Exercise aim: Entries follow. Set all of them down as they stand.
[Start]
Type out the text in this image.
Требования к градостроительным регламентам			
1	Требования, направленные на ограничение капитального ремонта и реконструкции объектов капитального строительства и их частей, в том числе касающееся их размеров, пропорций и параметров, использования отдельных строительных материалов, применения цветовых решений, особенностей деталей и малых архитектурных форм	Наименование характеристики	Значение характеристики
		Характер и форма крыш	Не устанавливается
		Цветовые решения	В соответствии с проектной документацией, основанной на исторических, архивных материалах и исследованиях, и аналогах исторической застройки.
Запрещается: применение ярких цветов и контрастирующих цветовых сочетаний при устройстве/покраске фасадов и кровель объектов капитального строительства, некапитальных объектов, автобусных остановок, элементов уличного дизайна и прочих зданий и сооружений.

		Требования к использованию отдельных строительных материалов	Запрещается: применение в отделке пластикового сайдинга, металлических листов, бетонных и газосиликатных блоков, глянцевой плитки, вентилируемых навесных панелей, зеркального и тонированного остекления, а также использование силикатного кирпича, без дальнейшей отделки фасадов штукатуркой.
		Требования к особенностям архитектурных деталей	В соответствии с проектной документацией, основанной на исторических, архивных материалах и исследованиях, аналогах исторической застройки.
[End]
Complete response:
Type out the text in this image.
Требования к градостроительным регламентам			
1	Требования, направленные на ограничение капитального ремонта и реконструкции объектов капитального строительства и их частей, в том числе касающееся их размеров, пропорций и параметров, использования отдельных строительных материалов, применения цветовых решений, особенностей деталей и малых архитектурных форм	Наименование характеристики	Значение характеристики
		Характер и форма крыш	Не устанавливается
		Цветовые решения	В соответствии с проектной документацией, основанной на исторических, архивных материалах и исследованиях, и аналогах исторической застройки.
Запрещается: применение ярких цветов и контрастирующих цветовых сочетаний при устройстве/покраске фасадов и кровель объектов капитального строительства, некапитальных объектов, автобусных остановок, элементов уличного дизайна и прочих зданий и сооружений.

		Требования к использованию отдельных строительных материалов	Запрещается: применение в отделке пластикового сайдинга, металлических листов, бетонных и газосиликатных блоков, глянцевой плитки, вентилируемых навесных панелей, зеркального и тонированного остекления, а также использование силикатного кирпича, без дальнейшей отделки фасадов штукатуркой.
		Требования к особенностям архитектурных деталей	В соответствии с проектной документацией, основанной на исторических, архивных материалах и исследованиях, аналогах исторической застройки.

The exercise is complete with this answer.